_PROBLEM TO SOLVE_. Copy word for word every line of the material from its first line through the line containing "- desktop-shortcut[interactable]: 仪式", including both of those lines.

* Begin STORED ROWS *

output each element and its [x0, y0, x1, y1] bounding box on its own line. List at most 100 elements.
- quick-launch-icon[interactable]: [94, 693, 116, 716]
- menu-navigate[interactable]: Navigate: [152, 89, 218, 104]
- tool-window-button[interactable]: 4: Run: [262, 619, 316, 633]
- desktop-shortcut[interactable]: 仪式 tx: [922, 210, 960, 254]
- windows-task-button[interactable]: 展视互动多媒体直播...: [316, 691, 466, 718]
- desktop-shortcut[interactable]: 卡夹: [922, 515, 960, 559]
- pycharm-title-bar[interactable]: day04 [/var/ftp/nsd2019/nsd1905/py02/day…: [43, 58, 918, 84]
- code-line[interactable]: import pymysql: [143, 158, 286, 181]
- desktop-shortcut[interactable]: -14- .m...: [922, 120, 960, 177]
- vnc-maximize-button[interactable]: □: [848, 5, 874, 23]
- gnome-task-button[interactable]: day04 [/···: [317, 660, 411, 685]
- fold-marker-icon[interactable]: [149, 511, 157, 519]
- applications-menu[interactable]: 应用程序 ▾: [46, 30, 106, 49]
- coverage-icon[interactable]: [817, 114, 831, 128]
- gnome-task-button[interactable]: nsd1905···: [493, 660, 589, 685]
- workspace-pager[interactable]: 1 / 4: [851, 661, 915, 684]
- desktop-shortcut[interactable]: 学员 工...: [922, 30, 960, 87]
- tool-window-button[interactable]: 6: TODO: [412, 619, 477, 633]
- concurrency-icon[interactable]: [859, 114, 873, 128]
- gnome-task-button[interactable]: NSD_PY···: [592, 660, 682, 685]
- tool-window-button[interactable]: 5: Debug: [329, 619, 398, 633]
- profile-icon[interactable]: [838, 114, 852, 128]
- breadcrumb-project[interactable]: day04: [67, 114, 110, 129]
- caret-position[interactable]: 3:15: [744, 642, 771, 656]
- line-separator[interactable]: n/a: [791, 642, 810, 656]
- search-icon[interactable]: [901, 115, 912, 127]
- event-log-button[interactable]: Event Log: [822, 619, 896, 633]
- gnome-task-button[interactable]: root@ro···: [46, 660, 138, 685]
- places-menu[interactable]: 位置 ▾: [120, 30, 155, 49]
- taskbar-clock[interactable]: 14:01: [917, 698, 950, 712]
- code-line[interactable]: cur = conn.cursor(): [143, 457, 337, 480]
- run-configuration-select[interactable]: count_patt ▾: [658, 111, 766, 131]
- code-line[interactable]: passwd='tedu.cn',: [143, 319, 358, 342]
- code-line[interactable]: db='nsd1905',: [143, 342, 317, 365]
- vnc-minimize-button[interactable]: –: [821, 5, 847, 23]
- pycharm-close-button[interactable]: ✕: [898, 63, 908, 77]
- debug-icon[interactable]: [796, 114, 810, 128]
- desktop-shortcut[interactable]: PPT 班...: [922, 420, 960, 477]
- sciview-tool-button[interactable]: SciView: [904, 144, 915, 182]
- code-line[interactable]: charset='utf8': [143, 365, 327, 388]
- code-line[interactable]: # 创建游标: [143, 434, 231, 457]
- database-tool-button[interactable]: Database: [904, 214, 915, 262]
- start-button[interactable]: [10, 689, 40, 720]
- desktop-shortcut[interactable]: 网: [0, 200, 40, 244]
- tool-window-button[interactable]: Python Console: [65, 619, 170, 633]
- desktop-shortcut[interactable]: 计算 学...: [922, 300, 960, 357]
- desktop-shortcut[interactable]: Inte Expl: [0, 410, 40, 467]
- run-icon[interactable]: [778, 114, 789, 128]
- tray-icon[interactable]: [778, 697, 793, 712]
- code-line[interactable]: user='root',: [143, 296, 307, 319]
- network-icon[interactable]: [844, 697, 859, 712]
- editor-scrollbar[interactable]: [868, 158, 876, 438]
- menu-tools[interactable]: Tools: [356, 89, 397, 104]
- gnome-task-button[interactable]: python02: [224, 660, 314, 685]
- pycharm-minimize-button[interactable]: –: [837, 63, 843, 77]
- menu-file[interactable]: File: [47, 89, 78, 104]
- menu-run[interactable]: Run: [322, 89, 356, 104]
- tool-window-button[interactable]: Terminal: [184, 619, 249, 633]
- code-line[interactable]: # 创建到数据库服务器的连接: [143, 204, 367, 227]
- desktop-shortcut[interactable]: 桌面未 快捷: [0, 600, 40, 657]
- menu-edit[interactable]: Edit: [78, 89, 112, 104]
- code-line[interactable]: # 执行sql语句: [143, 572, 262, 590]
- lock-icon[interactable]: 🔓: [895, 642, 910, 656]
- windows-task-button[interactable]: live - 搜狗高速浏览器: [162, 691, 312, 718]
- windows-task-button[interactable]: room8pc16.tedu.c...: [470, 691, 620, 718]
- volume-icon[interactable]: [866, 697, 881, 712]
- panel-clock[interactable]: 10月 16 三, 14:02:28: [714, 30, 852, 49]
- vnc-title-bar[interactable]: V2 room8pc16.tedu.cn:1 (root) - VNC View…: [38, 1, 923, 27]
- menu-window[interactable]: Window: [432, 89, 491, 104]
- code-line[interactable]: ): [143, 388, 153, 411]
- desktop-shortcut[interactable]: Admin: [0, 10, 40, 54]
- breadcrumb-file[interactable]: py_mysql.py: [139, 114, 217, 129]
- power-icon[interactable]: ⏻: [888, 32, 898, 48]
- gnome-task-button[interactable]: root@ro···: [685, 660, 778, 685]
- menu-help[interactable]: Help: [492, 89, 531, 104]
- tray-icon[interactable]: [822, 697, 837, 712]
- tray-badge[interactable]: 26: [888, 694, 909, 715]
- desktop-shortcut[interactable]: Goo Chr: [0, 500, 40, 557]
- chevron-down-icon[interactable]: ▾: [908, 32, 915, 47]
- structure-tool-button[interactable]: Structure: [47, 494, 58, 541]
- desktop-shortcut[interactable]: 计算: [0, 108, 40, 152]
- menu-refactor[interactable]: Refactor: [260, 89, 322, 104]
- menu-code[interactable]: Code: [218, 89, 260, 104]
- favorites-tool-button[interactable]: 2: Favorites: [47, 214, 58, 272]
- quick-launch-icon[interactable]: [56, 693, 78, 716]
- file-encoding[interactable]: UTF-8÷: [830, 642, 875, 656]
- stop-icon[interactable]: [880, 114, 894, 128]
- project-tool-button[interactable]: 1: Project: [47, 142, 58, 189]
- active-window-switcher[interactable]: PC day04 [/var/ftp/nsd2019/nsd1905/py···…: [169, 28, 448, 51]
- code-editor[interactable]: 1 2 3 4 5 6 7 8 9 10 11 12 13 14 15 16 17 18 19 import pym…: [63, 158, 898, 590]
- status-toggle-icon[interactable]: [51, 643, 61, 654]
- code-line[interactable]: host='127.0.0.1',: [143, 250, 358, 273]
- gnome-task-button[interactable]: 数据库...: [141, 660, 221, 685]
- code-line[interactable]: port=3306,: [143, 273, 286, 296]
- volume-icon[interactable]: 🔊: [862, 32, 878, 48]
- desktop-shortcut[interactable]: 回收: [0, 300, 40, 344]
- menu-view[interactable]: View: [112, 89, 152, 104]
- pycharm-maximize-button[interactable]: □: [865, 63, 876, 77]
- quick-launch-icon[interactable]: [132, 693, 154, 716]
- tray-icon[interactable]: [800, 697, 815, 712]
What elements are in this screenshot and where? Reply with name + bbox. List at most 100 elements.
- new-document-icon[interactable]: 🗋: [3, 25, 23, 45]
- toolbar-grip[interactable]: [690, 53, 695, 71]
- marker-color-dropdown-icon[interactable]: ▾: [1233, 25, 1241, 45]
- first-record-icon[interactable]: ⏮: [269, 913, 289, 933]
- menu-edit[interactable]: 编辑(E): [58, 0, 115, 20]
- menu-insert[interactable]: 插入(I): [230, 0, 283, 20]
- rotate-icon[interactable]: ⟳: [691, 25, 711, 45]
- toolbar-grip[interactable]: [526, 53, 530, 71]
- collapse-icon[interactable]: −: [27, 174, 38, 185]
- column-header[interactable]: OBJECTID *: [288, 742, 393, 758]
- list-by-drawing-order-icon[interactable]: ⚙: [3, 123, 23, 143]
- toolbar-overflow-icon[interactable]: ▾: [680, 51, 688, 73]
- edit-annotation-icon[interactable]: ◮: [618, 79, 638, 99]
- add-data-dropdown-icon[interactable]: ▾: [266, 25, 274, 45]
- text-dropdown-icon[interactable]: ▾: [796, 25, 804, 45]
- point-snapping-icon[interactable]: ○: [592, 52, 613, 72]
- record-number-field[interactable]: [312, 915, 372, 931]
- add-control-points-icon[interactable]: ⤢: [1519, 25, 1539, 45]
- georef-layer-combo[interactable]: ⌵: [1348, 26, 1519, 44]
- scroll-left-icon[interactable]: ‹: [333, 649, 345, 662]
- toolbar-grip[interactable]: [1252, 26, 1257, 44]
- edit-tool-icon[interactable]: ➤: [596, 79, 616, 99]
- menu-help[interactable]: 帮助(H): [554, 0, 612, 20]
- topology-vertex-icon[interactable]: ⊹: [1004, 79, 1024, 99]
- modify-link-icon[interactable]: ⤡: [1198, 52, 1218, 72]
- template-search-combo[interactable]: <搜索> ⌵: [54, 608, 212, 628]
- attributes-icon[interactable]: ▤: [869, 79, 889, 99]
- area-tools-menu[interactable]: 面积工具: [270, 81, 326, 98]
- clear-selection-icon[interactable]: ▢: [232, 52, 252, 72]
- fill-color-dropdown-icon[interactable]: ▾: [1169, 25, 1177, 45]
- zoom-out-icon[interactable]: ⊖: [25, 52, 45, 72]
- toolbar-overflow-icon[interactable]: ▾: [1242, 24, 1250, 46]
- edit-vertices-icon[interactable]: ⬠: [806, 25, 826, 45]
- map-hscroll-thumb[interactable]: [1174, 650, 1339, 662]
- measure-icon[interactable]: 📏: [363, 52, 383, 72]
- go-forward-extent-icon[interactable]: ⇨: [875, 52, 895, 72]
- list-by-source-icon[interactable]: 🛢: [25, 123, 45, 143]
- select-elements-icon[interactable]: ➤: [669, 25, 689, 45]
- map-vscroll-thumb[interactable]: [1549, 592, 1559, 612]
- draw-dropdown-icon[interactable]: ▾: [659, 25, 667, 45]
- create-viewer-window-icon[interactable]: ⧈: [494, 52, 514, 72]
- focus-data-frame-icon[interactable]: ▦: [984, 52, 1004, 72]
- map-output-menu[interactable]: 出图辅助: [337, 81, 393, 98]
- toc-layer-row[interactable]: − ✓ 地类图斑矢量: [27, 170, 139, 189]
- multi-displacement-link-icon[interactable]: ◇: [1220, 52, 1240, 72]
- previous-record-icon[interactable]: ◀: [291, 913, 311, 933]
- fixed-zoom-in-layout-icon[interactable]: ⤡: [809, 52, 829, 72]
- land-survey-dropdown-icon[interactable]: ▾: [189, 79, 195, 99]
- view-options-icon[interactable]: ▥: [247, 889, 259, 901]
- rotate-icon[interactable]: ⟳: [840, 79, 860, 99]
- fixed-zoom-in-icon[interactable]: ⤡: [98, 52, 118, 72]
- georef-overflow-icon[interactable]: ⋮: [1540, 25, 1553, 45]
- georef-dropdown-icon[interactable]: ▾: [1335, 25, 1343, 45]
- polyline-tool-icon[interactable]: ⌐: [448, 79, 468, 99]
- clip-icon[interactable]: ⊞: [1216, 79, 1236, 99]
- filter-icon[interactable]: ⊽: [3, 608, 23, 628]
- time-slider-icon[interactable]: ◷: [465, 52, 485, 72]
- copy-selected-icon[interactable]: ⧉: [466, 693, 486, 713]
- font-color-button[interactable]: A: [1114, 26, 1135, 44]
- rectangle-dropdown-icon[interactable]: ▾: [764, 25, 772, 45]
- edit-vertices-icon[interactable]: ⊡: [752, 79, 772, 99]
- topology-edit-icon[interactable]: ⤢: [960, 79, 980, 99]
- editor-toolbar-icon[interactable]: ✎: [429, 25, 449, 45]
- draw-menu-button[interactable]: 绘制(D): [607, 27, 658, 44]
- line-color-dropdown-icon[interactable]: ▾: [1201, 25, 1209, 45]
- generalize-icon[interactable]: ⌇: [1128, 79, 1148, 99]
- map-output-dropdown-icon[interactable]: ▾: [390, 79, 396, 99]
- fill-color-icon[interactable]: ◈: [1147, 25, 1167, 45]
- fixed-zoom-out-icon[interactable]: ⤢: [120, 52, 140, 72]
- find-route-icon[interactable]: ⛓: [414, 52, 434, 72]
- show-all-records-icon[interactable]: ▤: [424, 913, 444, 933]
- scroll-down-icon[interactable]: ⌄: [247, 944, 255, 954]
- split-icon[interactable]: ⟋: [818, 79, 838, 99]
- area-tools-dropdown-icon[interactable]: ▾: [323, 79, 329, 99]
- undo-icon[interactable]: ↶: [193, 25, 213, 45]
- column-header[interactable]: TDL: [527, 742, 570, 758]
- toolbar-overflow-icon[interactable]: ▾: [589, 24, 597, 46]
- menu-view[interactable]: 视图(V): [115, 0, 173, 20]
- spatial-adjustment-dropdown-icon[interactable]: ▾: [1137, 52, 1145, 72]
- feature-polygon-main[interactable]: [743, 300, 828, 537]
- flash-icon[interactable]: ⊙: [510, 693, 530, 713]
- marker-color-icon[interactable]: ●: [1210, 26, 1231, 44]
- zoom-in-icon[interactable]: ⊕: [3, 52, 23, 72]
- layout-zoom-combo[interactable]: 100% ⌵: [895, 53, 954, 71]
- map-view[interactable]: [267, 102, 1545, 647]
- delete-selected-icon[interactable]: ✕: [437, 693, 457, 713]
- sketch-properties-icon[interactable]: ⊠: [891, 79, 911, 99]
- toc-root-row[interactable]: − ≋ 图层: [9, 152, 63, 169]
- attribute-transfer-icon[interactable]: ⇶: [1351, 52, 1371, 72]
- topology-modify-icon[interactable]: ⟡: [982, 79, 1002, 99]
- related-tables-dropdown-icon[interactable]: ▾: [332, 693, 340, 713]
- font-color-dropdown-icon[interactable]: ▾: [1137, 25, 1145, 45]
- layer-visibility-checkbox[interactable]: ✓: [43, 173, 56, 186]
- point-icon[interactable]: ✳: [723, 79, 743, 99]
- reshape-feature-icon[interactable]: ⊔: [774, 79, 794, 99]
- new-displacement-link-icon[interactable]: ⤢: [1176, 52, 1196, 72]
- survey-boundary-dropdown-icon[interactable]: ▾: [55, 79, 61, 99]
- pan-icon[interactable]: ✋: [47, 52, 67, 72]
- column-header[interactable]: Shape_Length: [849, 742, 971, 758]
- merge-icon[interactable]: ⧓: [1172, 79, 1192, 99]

* End STORED ROWS *

_OUTPUT OF THE TASK_.
output each element and its [x0, y0, x1, y1] bounding box on its own line. List at most 100 elements.
- quick-launch-icon[interactable]: [94, 693, 116, 716]
- menu-navigate[interactable]: Navigate: [152, 89, 218, 104]
- tool-window-button[interactable]: 4: Run: [262, 619, 316, 633]
- desktop-shortcut[interactable]: 仪式 tx: [922, 210, 960, 254]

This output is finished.